─── PROVIDED RECORDS

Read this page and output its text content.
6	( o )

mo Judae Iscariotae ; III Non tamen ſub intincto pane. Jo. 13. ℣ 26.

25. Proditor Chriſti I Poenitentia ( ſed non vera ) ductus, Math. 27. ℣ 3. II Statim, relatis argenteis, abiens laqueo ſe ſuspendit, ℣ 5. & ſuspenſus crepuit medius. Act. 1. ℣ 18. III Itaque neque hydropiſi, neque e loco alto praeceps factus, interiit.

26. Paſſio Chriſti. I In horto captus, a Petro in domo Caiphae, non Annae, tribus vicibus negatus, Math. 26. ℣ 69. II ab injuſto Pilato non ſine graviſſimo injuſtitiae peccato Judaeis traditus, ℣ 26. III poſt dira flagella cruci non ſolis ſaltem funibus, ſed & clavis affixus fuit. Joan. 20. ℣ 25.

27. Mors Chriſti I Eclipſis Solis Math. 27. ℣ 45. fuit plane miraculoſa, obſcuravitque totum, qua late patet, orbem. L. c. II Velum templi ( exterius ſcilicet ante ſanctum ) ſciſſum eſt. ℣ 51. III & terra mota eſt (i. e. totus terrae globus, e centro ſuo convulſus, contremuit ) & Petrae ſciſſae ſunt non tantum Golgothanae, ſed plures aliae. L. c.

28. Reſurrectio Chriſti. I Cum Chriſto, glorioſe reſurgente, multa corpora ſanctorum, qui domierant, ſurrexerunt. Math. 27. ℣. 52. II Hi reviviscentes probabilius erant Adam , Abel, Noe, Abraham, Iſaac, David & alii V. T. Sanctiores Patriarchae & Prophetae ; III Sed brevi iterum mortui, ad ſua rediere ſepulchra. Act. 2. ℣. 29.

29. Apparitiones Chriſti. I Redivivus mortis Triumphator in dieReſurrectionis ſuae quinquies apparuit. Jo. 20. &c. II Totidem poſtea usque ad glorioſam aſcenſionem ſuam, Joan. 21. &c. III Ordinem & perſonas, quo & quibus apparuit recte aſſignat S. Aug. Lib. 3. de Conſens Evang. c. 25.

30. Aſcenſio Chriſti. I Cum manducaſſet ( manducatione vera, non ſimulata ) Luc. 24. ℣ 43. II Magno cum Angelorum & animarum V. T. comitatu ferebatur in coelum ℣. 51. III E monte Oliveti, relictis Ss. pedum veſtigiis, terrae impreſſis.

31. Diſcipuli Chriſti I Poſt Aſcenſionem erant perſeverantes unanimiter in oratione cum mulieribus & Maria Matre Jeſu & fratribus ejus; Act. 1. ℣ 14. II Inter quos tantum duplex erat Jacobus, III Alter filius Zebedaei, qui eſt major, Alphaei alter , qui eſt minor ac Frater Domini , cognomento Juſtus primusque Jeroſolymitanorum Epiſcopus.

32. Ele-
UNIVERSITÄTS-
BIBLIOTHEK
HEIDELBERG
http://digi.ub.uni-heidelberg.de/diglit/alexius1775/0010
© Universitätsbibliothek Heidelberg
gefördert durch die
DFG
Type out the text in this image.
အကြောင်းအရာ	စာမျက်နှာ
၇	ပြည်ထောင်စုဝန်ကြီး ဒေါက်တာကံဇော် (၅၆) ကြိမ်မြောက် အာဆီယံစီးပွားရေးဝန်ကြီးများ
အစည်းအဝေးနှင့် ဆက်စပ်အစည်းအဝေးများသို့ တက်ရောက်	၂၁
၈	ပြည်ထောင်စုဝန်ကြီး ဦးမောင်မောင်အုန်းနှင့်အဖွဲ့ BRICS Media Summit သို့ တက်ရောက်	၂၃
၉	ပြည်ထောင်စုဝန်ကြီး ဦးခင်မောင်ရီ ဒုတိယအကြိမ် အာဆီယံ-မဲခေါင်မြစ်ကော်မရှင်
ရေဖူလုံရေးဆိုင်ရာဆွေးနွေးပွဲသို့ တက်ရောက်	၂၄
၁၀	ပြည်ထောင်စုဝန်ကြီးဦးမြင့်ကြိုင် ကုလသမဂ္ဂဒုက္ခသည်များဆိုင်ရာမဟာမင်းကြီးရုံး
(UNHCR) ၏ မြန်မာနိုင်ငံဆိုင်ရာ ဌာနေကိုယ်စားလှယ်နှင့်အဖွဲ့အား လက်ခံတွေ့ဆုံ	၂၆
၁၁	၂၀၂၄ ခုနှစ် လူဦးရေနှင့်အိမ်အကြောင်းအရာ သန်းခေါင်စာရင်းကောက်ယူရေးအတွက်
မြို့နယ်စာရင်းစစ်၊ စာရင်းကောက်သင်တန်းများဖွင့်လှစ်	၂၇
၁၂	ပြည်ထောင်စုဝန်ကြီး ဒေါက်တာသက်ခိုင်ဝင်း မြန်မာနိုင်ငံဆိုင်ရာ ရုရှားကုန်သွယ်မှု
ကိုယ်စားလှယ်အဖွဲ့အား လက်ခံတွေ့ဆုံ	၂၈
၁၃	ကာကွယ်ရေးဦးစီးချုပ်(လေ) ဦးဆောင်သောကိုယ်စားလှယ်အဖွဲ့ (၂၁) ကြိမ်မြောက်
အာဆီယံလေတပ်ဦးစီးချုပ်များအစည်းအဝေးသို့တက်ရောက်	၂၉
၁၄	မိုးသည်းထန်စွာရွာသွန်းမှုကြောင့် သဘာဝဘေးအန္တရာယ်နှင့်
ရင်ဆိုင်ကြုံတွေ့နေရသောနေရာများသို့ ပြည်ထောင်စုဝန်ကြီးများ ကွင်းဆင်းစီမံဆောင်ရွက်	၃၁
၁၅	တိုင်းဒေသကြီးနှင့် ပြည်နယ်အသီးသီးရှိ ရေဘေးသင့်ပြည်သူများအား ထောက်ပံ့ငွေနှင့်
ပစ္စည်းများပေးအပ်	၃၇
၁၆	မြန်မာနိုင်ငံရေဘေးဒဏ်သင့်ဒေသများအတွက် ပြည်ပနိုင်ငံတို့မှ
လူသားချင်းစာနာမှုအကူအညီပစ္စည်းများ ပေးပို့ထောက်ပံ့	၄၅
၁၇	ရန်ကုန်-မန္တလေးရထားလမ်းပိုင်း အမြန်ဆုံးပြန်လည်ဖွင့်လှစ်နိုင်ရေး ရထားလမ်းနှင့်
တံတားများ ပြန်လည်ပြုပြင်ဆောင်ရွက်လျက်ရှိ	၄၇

──────

■ DIRECTION:
Quote all the records. Keep every word exact.

■ PROBLEM SOLUTION:
Read this page and output its text content.
6	( o )

mo Judae Iscariotae ; III Non tamen ſub intincto pane. Jo. 13. ℣ 26.

25. Proditor Chriſti I Poenitentia ( ſed non vera ) ductus, Math. 27. ℣ 3. II Statim, relatis argenteis, abiens laqueo ſe ſuspendit, ℣ 5. & ſuspenſus crepuit medius. Act. 1. ℣ 18. III Itaque neque hydropiſi, neque e loco alto praeceps factus, interiit.

26. Paſſio Chriſti. I In horto captus, a Petro in domo Caiphae, non Annae, tribus vicibus negatus, Math. 26. ℣ 69. II ab injuſto Pilato non ſine graviſſimo injuſtitiae peccato Judaeis traditus, ℣ 26. III poſt dira flagella cruci non ſolis ſaltem funibus, ſed & clavis affixus fuit. Joan. 20. ℣ 25.

27. Mors Chriſti I Eclipſis Solis Math. 27. ℣ 45. fuit plane miraculoſa, obſcuravitque totum, qua late patet, orbem. L. c. II Velum templi ( exterius ſcilicet ante ſanctum ) ſciſſum eſt. ℣ 51. III & terra mota eſt (i. e. totus terrae globus, e centro ſuo convulſus, contremuit ) & Petrae ſciſſae ſunt non tantum Golgothanae, ſed plures aliae. L. c.

28. Reſurrectio Chriſti. I Cum Chriſto, glorioſe reſurgente, multa corpora ſanctorum, qui domierant, ſurrexerunt. Math. 27. ℣. 52. II Hi reviviscentes probabilius erant Adam , Abel, Noe, Abraham, Iſaac, David & alii V. T. Sanctiores Patriarchae & Prophetae ; III Sed brevi iterum mortui, ad ſua rediere ſepulchra. Act. 2. ℣. 29.

29. Apparitiones Chriſti. I Redivivus mortis Triumphator in dieReſurrectionis ſuae quinquies apparuit. Jo. 20. &c. II Totidem poſtea usque ad glorioſam aſcenſionem ſuam, Joan. 21. &c. III Ordinem & perſonas, quo & quibus apparuit recte aſſignat S. Aug. Lib. 3. de Conſens Evang. c. 25.

30. Aſcenſio Chriſti. I Cum manducaſſet ( manducatione vera, non ſimulata ) Luc. 24. ℣ 43. II Magno cum Angelorum & animarum V. T. comitatu ferebatur in coelum ℣. 51. III E monte Oliveti, relictis Ss. pedum veſtigiis, terrae impreſſis.

31. Diſcipuli Chriſti I Poſt Aſcenſionem erant perſeverantes unanimiter in oratione cum mulieribus & Maria Matre Jeſu & fratribus ejus; Act. 1. ℣ 14. II Inter quos tantum duplex erat Jacobus, III Alter filius Zebedaei, qui eſt major, Alphaei alter , qui eſt minor ac Frater Domini , cognomento Juſtus primusque Jeroſolymitanorum Epiſcopus.

32. Ele-
UNIVERSITÄTS-
BIBLIOTHEK
HEIDELBERG
http://digi.ub.uni-heidelberg.de/diglit/alexius1775/0010
© Universitätsbibliothek Heidelberg
gefördert durch die
DFG
Type out the text in this image.
အကြောင်းအရာ	စာမျက်နှာ
၇	ပြည်ထောင်စုဝန်ကြီး ဒေါက်တာကံဇော် (၅၆) ကြိမ်မြောက် အာဆီယံစီးပွားရေးဝန်ကြီးများ
အစည်းအဝေးနှင့် ဆက်စပ်အစည်းအဝေးများသို့ တက်ရောက်	၂၁
၈	ပြည်ထောင်စုဝန်ကြီး ဦးမောင်မောင်အုန်းနှင့်အဖွဲ့ BRICS Media Summit သို့ တက်ရောက်	၂၃
၉	ပြည်ထောင်စုဝန်ကြီး ဦးခင်မောင်ရီ ဒုတိယအကြိမ် အာဆီယံ-မဲခေါင်မြစ်ကော်မရှင်
ရေဖူလုံရေးဆိုင်ရာဆွေးနွေးပွဲသို့ တက်ရောက်	၂၄
၁၀	ပြည်ထောင်စုဝန်ကြီးဦးမြင့်ကြိုင် ကုလသမဂ္ဂဒုက္ခသည်များဆိုင်ရာမဟာမင်းကြီးရုံး
(UNHCR) ၏ မြန်မာနိုင်ငံဆိုင်ရာ ဌာနေကိုယ်စားလှယ်နှင့်အဖွဲ့အား လက်ခံတွေ့ဆုံ	၂၆
၁၁	၂၀၂၄ ခုနှစ် လူဦးရေနှင့်အိမ်အကြောင်းအရာ သန်းခေါင်စာရင်းကောက်ယူရေးအတွက်
မြို့နယ်စာရင်းစစ်၊ စာရင်းကောက်သင်တန်းများဖွင့်လှစ်	၂၇
၁၂	ပြည်ထောင်စုဝန်ကြီး ဒေါက်တာသက်ခိုင်ဝင်း မြန်မာနိုင်ငံဆိုင်ရာ ရုရှားကုန်သွယ်မှု
ကိုယ်စားလှယ်အဖွဲ့အား လက်ခံတွေ့ဆုံ	၂၈
၁၃	ကာကွယ်ရေးဦးစီးချုပ်(လေ) ဦးဆောင်သောကိုယ်စားလှယ်အဖွဲ့ (၂၁) ကြိမ်မြောက်
အာဆီယံလေတပ်ဦးစီးချုပ်များအစည်းအဝေးသို့တက်ရောက်	၂၉
၁၄	မိုးသည်းထန်စွာရွာသွန်းမှုကြောင့် သဘာဝဘေးအန္တရာယ်နှင့်
ရင်ဆိုင်ကြုံတွေ့နေရသောနေရာများသို့ ပြည်ထောင်စုဝန်ကြီးများ ကွင်းဆင်းစီမံဆောင်ရွက်	၃၁
၁၅	တိုင်းဒေသကြီးနှင့် ပြည်နယ်အသီးသီးရှိ ရေဘေးသင့်ပြည်သူများအား ထောက်ပံ့ငွေနှင့်
ပစ္စည်းများပေးအပ်	၃၇
၁၆	မြန်မာနိုင်ငံရေဘေးဒဏ်သင့်ဒေသများအတွက် ပြည်ပနိုင်ငံတို့မှ
လူသားချင်းစာနာမှုအကူအညီပစ္စည်းများ ပေးပို့ထောက်ပံ့	၄၅
၁၇	ရန်ကုန်-မန္တလေးရထားလမ်းပိုင်း အမြန်ဆုံးပြန်လည်ဖွင့်လှစ်နိုင်ရေး ရထားလမ်းနှင့်
တံတားများ ပြန်လည်ပြုပြင်ဆောင်ရွက်လျက်ရှိ	၄၇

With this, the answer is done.